TASK BRIEF —
Quote the listing below in full and exactly as written, but omit every picture.
[start]
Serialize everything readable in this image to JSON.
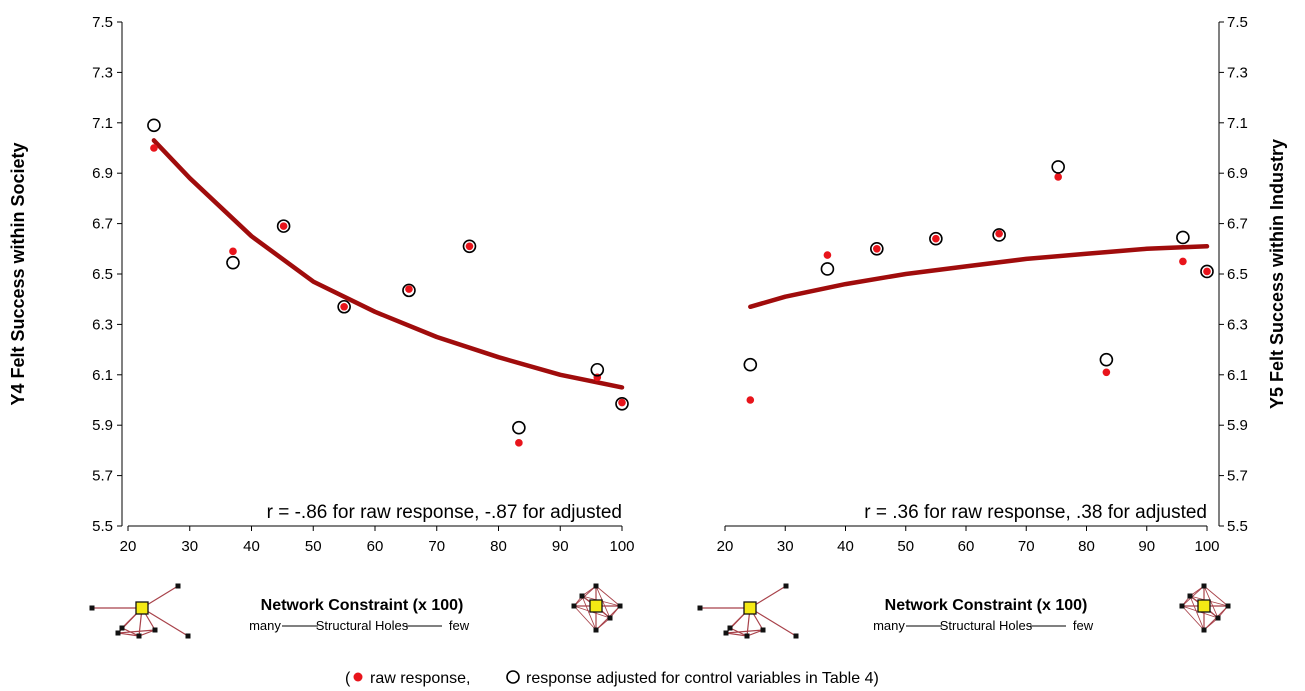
{
  "chart_data": [
    {
      "type": "scatter",
      "ylabel": "Y4 Felt Success within Society",
      "annotation": "r = -.86 for raw response, -.87 for adjusted",
      "x_title": "Network Constraint (x 100)",
      "x_subtitle_left": "many",
      "x_subtitle_mid": "Structural Holes",
      "x_subtitle_right": "few",
      "xlim": [
        20,
        100
      ],
      "ylim": [
        5.5,
        7.5
      ],
      "x_ticks": [
        "20",
        "30",
        "40",
        "50",
        "60",
        "70",
        "80",
        "90",
        "100"
      ],
      "y_ticks": [
        "5.5",
        "5.7",
        "5.9",
        "6.1",
        "6.3",
        "6.5",
        "6.7",
        "6.9",
        "7.1",
        "7.3",
        "7.5"
      ],
      "series": [
        {
          "name": "raw response",
          "marker": "filled-dot",
          "color": "#e8141b",
          "x": [
            24.2,
            37,
            45.2,
            55,
            65.5,
            75.3,
            83.3,
            96,
            100
          ],
          "y": [
            7.0,
            6.59,
            6.69,
            6.37,
            6.44,
            6.61,
            5.83,
            6.09,
            5.99
          ]
        },
        {
          "name": "response adjusted for control variables in Table 4",
          "marker": "open-circle",
          "color": "#000000",
          "x": [
            24.2,
            37,
            45.2,
            55,
            65.5,
            75.3,
            83.3,
            96,
            100
          ],
          "y": [
            7.09,
            6.545,
            6.69,
            6.37,
            6.435,
            6.61,
            5.89,
            6.12,
            5.985
          ]
        }
      ],
      "fit_curve": {
        "color": "#a00c0c",
        "x": [
          24.2,
          30,
          40,
          50,
          60,
          70,
          80,
          90,
          100
        ],
        "y": [
          7.03,
          6.88,
          6.65,
          6.47,
          6.35,
          6.25,
          6.17,
          6.1,
          6.05
        ]
      }
    },
    {
      "type": "scatter",
      "ylabel": "Y5 Felt Success within Industry",
      "annotation": "r = .36 for raw response, .38 for adjusted",
      "x_title": "Network Constraint (x 100)",
      "x_subtitle_left": "many",
      "x_subtitle_mid": "Structural Holes",
      "x_subtitle_right": "few",
      "xlim": [
        20,
        100
      ],
      "ylim": [
        5.5,
        7.5
      ],
      "x_ticks": [
        "20",
        "30",
        "40",
        "50",
        "60",
        "70",
        "80",
        "90",
        "100"
      ],
      "y_ticks": [
        "5.5",
        "5.7",
        "5.9",
        "6.1",
        "6.3",
        "6.5",
        "6.7",
        "6.9",
        "7.1",
        "7.3",
        "7.5"
      ],
      "series": [
        {
          "name": "raw response",
          "marker": "filled-dot",
          "color": "#e8141b",
          "x": [
            24.2,
            37,
            45.2,
            55,
            65.5,
            75.3,
            83.3,
            96,
            100
          ],
          "y": [
            6.0,
            6.575,
            6.6,
            6.64,
            6.66,
            6.885,
            6.11,
            6.55,
            6.51
          ]
        },
        {
          "name": "response adjusted for control variables in Table 4",
          "marker": "open-circle",
          "color": "#000000",
          "x": [
            24.2,
            37,
            45.2,
            55,
            65.5,
            75.3,
            83.3,
            96,
            100
          ],
          "y": [
            6.14,
            6.52,
            6.6,
            6.64,
            6.655,
            6.925,
            6.16,
            6.645,
            6.51
          ]
        }
      ],
      "fit_curve": {
        "color": "#a00c0c",
        "x": [
          24.2,
          30,
          40,
          50,
          60,
          70,
          80,
          90,
          100
        ],
        "y": [
          6.37,
          6.41,
          6.46,
          6.5,
          6.53,
          6.56,
          6.58,
          6.6,
          6.61
        ]
      }
    }
  ],
  "legend": {
    "open": "(",
    "raw_label": "raw response,",
    "adjusted_label": "response adjusted for control variables in Table 4)"
  }
}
[end]
TASK SOLUTION —
Serialize everything readable in this image to JSON.
{
  "chart_data": [
    {
      "type": "scatter",
      "ylabel": "Y4 Felt Success within Society",
      "annotation": "r = -.86 for raw response, -.87 for adjusted",
      "x_title": "Network Constraint (x 100)",
      "x_subtitle_left": "many",
      "x_subtitle_mid": "Structural Holes",
      "x_subtitle_right": "few",
      "xlim": [
        20,
        100
      ],
      "ylim": [
        5.5,
        7.5
      ],
      "x_ticks": [
        "20",
        "30",
        "40",
        "50",
        "60",
        "70",
        "80",
        "90",
        "100"
      ],
      "y_ticks": [
        "5.5",
        "5.7",
        "5.9",
        "6.1",
        "6.3",
        "6.5",
        "6.7",
        "6.9",
        "7.1",
        "7.3",
        "7.5"
      ],
      "series": [
        {
          "name": "raw response",
          "marker": "filled-dot",
          "color": "#e8141b",
          "x": [
            24.2,
            37,
            45.2,
            55,
            65.5,
            75.3,
            83.3,
            96,
            100
          ],
          "y": [
            7.0,
            6.59,
            6.69,
            6.37,
            6.44,
            6.61,
            5.83,
            6.09,
            5.99
          ]
        },
        {
          "name": "response adjusted for control variables in Table 4",
          "marker": "open-circle",
          "color": "#000000",
          "x": [
            24.2,
            37,
            45.2,
            55,
            65.5,
            75.3,
            83.3,
            96,
            100
          ],
          "y": [
            7.09,
            6.545,
            6.69,
            6.37,
            6.435,
            6.61,
            5.89,
            6.12,
            5.985
          ]
        }
      ],
      "fit_curve": {
        "color": "#a00c0c",
        "x": [
          24.2,
          30,
          40,
          50,
          60,
          70,
          80,
          90,
          100
        ],
        "y": [
          7.03,
          6.88,
          6.65,
          6.47,
          6.35,
          6.25,
          6.17,
          6.1,
          6.05
        ]
      }
    },
    {
      "type": "scatter",
      "ylabel": "Y5 Felt Success within Industry",
      "annotation": "r = .36 for raw response, .38 for adjusted",
      "x_title": "Network Constraint (x 100)",
      "x_subtitle_left": "many",
      "x_subtitle_mid": "Structural Holes",
      "x_subtitle_right": "few",
      "xlim": [
        20,
        100
      ],
      "ylim": [
        5.5,
        7.5
      ],
      "x_ticks": [
        "20",
        "30",
        "40",
        "50",
        "60",
        "70",
        "80",
        "90",
        "100"
      ],
      "y_ticks": [
        "5.5",
        "5.7",
        "5.9",
        "6.1",
        "6.3",
        "6.5",
        "6.7",
        "6.9",
        "7.1",
        "7.3",
        "7.5"
      ],
      "series": [
        {
          "name": "raw response",
          "marker": "filled-dot",
          "color": "#e8141b",
          "x": [
            24.2,
            37,
            45.2,
            55,
            65.5,
            75.3,
            83.3,
            96,
            100
          ],
          "y": [
            6.0,
            6.575,
            6.6,
            6.64,
            6.66,
            6.885,
            6.11,
            6.55,
            6.51
          ]
        },
        {
          "name": "response adjusted for control variables in Table 4",
          "marker": "open-circle",
          "color": "#000000",
          "x": [
            24.2,
            37,
            45.2,
            55,
            65.5,
            75.3,
            83.3,
            96,
            100
          ],
          "y": [
            6.14,
            6.52,
            6.6,
            6.64,
            6.655,
            6.925,
            6.16,
            6.645,
            6.51
          ]
        }
      ],
      "fit_curve": {
        "color": "#a00c0c",
        "x": [
          24.2,
          30,
          40,
          50,
          60,
          70,
          80,
          90,
          100
        ],
        "y": [
          6.37,
          6.41,
          6.46,
          6.5,
          6.53,
          6.56,
          6.58,
          6.6,
          6.61
        ]
      }
    }
  ],
  "legend": {
    "open": "(",
    "raw_label": "raw response,",
    "adjusted_label": "response adjusted for control variables in Table 4)"
  }
}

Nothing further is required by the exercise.